START Recorded data
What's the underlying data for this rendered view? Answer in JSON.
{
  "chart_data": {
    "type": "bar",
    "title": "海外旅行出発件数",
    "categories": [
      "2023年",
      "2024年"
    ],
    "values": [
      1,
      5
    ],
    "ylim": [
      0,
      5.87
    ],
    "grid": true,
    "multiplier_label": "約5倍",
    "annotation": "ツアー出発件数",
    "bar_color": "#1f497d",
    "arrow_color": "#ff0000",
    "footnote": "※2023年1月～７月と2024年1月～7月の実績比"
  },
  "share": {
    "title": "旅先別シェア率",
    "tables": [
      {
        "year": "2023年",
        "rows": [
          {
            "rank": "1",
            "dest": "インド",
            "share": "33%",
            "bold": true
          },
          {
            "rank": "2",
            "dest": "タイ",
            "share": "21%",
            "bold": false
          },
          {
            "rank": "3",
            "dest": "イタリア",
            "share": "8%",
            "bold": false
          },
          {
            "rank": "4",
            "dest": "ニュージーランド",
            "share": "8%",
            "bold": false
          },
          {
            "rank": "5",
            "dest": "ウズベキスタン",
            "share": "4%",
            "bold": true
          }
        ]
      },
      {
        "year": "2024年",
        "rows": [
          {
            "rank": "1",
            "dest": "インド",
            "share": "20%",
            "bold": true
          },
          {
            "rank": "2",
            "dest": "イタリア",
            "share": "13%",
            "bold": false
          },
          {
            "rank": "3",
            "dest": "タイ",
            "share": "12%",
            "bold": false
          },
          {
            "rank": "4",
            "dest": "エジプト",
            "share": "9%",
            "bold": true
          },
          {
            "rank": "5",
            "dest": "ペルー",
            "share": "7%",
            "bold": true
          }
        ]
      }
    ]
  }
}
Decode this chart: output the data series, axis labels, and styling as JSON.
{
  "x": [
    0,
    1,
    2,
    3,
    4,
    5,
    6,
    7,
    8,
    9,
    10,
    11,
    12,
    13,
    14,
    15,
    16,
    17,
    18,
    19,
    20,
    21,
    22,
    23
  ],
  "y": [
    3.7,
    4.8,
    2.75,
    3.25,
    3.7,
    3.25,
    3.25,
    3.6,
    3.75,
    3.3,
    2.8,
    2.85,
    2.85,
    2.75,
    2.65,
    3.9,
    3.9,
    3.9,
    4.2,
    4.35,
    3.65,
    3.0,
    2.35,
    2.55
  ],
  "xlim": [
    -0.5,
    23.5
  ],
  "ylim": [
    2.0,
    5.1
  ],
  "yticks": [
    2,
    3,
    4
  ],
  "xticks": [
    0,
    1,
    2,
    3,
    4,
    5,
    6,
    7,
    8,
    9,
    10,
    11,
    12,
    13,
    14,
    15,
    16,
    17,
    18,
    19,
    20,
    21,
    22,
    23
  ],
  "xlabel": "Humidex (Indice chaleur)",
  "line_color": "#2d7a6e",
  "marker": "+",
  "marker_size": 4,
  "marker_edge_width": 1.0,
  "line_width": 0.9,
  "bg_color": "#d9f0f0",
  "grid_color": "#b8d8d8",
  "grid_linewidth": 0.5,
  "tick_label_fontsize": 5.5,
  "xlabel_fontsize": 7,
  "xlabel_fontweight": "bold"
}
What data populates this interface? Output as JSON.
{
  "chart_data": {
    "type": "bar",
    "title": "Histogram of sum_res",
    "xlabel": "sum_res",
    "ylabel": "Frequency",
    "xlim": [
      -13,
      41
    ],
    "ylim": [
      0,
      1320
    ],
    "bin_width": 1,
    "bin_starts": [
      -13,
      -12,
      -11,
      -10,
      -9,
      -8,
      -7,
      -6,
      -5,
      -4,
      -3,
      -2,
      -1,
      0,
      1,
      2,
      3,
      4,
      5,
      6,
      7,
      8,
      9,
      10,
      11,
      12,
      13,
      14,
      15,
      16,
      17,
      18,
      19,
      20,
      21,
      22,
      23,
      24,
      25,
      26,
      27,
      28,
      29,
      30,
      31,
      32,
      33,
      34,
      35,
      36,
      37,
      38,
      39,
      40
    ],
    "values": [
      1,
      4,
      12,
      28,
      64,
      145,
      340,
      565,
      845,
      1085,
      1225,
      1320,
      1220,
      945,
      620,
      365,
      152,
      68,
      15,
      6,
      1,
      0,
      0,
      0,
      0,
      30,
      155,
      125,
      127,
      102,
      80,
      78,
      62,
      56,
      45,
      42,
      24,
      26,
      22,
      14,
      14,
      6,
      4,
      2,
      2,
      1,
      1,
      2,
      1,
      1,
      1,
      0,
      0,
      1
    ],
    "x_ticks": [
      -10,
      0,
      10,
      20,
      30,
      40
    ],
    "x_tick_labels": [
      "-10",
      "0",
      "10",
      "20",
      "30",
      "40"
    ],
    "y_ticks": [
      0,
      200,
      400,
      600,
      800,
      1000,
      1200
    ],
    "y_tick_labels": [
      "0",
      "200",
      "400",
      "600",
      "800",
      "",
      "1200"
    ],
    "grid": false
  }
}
END Recorded data
START Recorded data
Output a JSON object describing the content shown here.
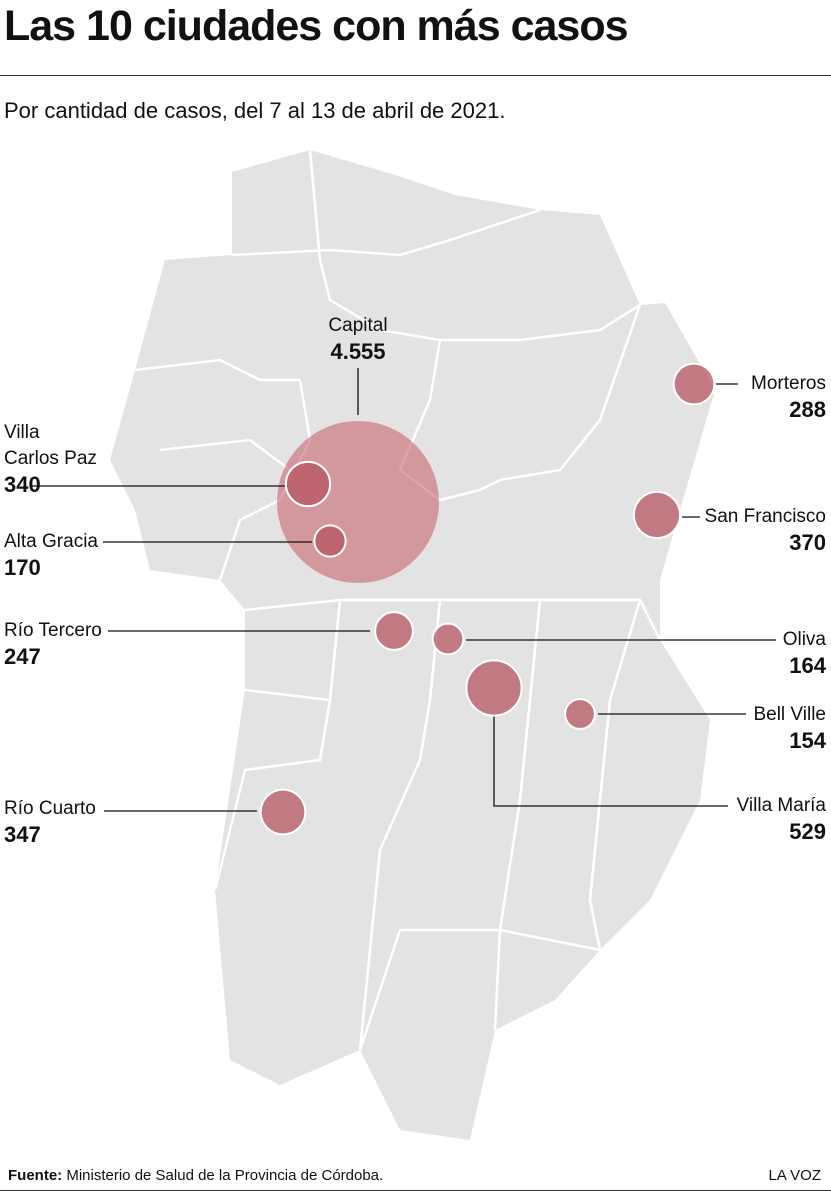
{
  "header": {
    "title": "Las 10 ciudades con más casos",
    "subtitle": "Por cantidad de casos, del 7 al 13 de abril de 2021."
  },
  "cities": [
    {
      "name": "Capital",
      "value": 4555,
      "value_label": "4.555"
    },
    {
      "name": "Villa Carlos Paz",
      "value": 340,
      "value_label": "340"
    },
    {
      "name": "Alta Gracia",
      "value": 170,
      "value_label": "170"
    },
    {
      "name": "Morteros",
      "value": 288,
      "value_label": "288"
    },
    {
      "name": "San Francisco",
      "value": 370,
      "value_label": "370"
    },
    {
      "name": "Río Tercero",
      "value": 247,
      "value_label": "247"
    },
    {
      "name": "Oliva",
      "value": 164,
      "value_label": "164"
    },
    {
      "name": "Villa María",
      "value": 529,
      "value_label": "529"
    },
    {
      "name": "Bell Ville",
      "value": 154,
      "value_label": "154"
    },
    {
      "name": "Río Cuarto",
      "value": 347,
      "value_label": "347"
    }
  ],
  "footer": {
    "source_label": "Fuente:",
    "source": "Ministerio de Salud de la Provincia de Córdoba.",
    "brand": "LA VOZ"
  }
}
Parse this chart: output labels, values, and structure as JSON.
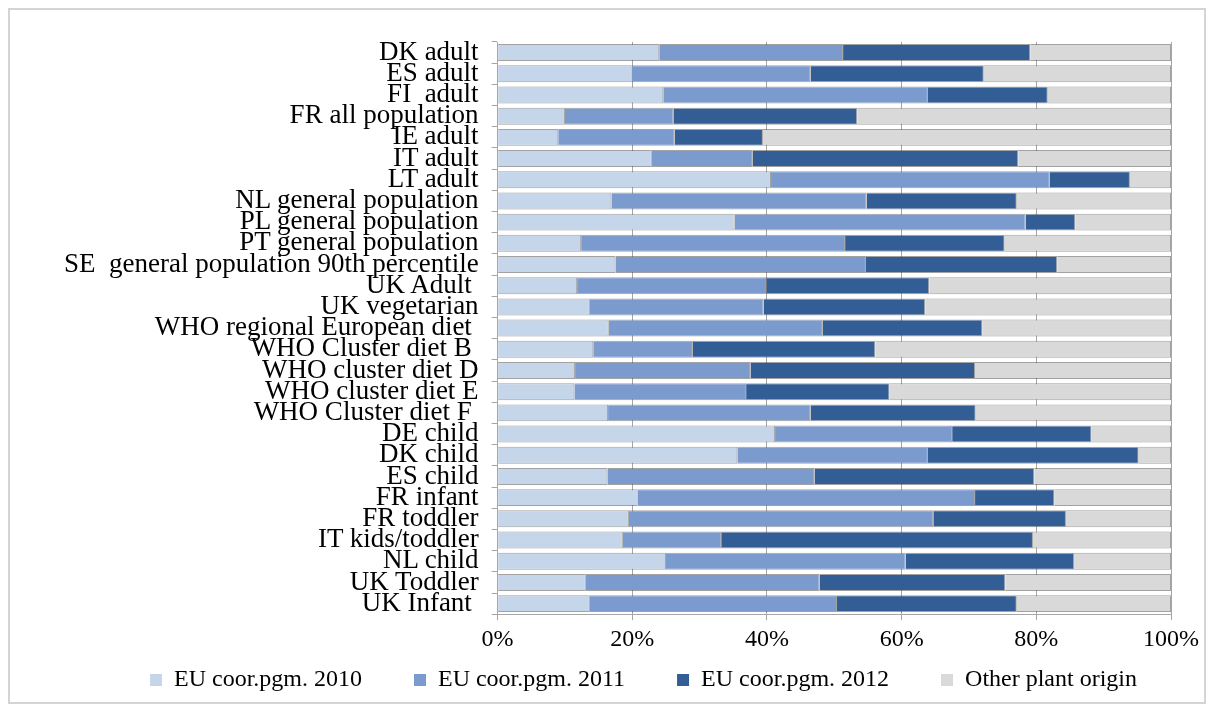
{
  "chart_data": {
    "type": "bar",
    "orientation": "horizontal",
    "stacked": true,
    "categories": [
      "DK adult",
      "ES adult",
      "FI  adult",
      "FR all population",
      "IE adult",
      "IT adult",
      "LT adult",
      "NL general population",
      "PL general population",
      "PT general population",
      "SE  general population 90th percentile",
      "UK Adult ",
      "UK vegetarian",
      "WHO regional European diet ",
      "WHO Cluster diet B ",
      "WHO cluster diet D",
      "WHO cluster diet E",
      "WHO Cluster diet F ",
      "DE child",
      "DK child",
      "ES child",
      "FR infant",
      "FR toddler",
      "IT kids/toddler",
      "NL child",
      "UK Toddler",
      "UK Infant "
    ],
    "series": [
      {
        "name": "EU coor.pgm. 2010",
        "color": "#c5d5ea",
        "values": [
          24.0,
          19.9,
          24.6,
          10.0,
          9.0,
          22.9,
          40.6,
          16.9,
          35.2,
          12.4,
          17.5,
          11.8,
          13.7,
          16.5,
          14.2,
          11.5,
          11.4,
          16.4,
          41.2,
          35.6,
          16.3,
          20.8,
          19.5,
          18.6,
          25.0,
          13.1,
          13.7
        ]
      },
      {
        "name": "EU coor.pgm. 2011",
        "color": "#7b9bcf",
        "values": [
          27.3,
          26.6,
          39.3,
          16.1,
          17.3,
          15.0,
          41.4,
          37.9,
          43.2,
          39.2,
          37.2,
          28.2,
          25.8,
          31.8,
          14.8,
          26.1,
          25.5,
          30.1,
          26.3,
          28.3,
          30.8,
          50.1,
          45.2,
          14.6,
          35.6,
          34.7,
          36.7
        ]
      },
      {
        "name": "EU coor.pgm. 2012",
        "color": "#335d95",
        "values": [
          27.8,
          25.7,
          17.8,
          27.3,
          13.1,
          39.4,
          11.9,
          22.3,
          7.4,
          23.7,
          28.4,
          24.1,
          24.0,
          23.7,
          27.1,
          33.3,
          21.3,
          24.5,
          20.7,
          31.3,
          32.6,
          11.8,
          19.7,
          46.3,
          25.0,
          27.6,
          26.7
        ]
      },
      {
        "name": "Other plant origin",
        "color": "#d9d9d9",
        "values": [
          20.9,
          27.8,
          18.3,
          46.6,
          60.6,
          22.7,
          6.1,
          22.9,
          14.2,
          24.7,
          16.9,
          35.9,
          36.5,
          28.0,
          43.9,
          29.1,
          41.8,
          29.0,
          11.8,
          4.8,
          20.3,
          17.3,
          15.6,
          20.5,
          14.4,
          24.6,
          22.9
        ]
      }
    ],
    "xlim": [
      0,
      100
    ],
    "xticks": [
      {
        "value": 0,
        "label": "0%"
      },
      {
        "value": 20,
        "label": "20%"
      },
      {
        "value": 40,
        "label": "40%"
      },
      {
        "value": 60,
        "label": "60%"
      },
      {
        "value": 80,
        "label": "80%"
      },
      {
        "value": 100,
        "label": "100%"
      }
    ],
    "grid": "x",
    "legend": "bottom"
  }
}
END Recorded data
From the records, copy every line that has the string "general" in it.

### Solution to this exercise
      "NL general population",
      "PL general population",
      "PT general population",
      "SE  general population 90th percentile",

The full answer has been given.